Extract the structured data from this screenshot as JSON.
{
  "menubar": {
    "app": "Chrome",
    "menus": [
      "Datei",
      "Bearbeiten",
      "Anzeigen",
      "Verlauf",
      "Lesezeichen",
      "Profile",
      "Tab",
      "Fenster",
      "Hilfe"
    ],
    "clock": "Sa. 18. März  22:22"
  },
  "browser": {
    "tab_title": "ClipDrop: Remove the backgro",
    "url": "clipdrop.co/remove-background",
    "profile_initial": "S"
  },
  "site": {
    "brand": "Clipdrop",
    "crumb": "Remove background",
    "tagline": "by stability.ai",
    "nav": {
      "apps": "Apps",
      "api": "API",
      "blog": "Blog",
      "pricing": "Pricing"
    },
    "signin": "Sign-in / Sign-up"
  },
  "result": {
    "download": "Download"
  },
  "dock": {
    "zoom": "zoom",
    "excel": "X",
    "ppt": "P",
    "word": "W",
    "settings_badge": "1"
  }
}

----

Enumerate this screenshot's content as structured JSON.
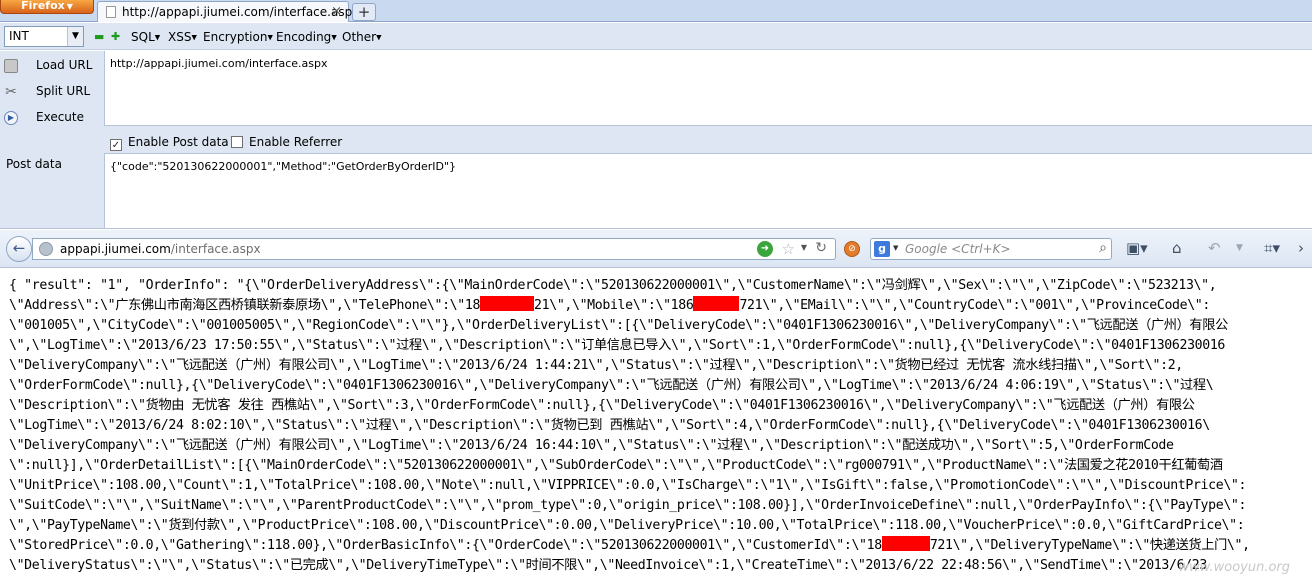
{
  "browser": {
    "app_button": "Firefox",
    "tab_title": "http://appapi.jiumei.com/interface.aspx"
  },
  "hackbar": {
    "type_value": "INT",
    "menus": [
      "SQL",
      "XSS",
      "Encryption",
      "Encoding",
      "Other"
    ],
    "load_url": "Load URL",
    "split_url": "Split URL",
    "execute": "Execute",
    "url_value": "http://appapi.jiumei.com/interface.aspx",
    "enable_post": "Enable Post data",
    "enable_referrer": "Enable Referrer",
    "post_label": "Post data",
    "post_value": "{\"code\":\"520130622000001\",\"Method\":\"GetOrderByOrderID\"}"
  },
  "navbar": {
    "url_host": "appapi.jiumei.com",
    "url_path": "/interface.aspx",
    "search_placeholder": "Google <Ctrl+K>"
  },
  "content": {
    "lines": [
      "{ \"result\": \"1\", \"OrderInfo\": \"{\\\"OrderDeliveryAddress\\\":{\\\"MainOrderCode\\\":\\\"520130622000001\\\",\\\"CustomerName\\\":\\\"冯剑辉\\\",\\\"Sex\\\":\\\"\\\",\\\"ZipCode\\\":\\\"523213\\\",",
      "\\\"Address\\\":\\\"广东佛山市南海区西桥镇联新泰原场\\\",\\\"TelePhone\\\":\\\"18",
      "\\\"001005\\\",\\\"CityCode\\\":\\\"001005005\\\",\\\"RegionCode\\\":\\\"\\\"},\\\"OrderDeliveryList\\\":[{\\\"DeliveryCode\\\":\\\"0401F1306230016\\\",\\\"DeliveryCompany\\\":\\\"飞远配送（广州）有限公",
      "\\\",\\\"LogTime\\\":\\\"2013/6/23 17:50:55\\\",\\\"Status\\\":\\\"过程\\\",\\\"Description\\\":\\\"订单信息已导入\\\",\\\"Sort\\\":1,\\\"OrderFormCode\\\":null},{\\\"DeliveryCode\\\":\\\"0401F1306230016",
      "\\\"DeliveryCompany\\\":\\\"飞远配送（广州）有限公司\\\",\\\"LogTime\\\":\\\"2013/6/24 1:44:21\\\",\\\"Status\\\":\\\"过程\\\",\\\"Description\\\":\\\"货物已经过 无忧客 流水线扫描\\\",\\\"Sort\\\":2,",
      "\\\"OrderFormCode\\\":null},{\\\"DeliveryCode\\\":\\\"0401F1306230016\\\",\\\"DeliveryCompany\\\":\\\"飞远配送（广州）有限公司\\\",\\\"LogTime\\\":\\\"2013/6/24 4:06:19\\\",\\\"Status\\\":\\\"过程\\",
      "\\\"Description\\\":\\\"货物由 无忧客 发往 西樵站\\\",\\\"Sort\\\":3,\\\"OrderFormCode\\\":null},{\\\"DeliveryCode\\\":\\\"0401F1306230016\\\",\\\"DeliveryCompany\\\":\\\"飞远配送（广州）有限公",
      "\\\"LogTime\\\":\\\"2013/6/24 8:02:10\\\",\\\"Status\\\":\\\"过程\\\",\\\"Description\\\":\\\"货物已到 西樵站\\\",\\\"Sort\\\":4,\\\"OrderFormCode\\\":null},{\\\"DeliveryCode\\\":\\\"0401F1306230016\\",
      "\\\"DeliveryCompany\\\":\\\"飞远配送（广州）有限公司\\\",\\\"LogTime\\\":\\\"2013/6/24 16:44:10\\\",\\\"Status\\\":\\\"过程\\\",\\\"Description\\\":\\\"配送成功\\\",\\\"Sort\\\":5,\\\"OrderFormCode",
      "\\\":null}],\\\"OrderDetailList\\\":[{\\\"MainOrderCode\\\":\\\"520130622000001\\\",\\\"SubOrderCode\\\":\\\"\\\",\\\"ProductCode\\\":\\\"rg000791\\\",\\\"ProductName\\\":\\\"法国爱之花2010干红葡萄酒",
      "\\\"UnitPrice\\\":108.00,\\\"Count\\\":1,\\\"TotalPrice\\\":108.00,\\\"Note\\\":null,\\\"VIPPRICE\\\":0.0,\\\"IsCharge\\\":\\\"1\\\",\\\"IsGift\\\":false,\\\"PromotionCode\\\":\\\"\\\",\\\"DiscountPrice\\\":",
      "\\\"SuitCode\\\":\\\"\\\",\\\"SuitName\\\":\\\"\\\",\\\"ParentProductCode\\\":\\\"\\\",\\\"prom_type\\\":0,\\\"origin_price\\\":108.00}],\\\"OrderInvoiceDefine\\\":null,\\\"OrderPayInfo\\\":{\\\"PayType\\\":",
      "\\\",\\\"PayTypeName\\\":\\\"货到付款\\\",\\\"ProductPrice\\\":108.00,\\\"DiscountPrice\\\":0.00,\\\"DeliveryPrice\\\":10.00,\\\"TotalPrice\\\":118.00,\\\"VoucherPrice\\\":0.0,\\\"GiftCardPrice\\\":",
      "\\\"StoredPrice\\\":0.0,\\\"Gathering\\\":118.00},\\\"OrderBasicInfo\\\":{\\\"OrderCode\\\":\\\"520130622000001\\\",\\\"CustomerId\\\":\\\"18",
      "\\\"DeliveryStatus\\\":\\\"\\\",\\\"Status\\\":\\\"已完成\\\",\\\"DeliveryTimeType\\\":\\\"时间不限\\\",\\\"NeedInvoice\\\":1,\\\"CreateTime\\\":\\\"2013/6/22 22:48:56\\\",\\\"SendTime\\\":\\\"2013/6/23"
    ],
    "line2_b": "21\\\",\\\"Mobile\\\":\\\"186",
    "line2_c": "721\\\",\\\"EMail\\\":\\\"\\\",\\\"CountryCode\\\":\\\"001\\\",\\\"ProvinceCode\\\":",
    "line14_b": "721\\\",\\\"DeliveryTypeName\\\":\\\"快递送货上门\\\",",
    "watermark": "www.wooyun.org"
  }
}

----

- Work instructions:
Going through the entries above line by line, work out how many lines include the word "LogTime". Only the number is required.

- Answer to the task:
5